# problem with devil may cry 3 special edition



## zero0gt (Jun 2, 2007)

wane i play the game wile im fighting theres a black screen only thing i can see is hp bar and the demons eyes i dont want to do a image cuse i dont everything els works but these can somone e mail me *********** 

and plz tell me whats going on lol:wave:


----------



## koala (Mar 27, 2005)

Can you give us some more details to work with? (System specs, graphics driver version)

Is this a new problem or has it always been like this? Have you made any system changes recently?


----------



## zero0gt (Jun 2, 2007)

oh sorry of corse i well give more detils 

i just got the game today i installd good no problms than i becan a new game it shows the first cut scene










that shows wane im fighting just black 
]
i got a Gfroce 4
thats the only thing i think is the prob
i do got all the other req
thats about it its new and i got a Gfroce 4 

thank you :smile:

ps.i whould install a pacth but i dont no how ....can you tell me plz :wink:

once agen thank you for handling my bad spelling ha ha

oh yes and also i do download alot and i dont do aim and i do a zone alarm andd i have wirless internet if that helps


----------



## Tiber Septim (Feb 9, 2006)

## Records from a dataset
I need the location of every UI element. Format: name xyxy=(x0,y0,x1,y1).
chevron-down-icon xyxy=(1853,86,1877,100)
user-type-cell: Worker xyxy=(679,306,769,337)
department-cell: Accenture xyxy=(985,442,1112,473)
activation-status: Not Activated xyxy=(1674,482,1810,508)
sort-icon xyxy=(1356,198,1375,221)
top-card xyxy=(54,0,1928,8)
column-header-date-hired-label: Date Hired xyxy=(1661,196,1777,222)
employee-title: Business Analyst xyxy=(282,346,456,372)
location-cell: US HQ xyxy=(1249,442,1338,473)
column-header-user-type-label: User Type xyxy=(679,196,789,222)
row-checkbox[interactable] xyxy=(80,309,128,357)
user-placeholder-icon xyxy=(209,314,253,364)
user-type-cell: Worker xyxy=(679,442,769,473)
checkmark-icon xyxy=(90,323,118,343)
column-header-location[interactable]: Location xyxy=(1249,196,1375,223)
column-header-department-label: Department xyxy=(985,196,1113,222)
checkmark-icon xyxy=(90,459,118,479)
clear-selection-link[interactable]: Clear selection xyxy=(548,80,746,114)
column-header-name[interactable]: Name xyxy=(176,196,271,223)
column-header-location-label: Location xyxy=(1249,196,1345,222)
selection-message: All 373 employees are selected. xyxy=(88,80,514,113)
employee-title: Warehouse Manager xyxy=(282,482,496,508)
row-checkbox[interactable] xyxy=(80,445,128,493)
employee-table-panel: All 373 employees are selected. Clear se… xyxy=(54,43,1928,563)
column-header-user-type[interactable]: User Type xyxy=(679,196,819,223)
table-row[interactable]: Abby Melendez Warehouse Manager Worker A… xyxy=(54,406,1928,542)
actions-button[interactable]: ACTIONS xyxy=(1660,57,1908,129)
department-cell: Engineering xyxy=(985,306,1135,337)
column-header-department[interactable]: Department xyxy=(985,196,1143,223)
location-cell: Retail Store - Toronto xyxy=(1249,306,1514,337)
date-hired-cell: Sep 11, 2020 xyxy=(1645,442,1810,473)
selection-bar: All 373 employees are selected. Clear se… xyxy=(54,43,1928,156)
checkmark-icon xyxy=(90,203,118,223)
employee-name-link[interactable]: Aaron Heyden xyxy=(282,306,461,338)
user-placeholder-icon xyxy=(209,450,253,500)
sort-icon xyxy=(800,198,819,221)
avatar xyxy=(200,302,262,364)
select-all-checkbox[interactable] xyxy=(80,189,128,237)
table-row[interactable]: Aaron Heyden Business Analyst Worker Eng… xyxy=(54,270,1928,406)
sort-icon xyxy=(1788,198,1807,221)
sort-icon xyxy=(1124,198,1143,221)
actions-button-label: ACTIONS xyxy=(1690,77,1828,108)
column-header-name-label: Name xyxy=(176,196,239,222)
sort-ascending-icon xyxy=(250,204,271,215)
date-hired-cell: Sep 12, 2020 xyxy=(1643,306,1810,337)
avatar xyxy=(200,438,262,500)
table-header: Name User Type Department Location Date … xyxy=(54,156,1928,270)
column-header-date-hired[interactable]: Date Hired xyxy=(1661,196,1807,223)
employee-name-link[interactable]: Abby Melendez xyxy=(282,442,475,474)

## What you need to do
- a) Can you write out the Devil May Cry 3 forum thread word for word, everything from "once agen thank" down to "(Feb 9, 2006)"?
- b) Can you extend the Devil May Cry 3 forum thread from its final line onward?

## Answers
- a)
once agen thank you for handling my bad spelling ha ha

oh yes and also i do download alot and i dont do aim and i do a zone alarm andd i have wirless internet if that helps


----------



## Tiber Septim (Feb 9, 2006)

- b)
zero0gt said:


> i got a Gfroce 4


That might be a problem. DMC 3 is a fairly new game. From memory Geforce 4 cards don't even have shaders. Period. 99% of all new games use at least shader model 2.0.
Without shaders the card is unable to apply textures etc. (It varies from game to game) to the models.

Try running though the First Steps.
That will provide you with links on how to install newer graphics drivers and update your DirectX. To update the game there should be a support link within the actual game itself.

If you do all that and still see nothing but blackness, make sure that all the graphics settings in the game are set down as low as possible.

If you still have problems you might want to start looking for a new graphics card. Even if you do manage to get the game to show something, it won't be pretty. Not on the ol' Geforce 4's.


----------



## batesy297 (Nov 15, 2007)

hey i recently purchased devil may cry 3 special edition i have no problems installing it but when i try and run it i get just a black screen for a few seconds then it stops working. i am running it on windows vista (it says it is compatible) with intel graphics media accelerator 950 (i think that is the graphics card) i have not done anything to the laptop or the game. CAN ANYONE HELP PLEASE!!!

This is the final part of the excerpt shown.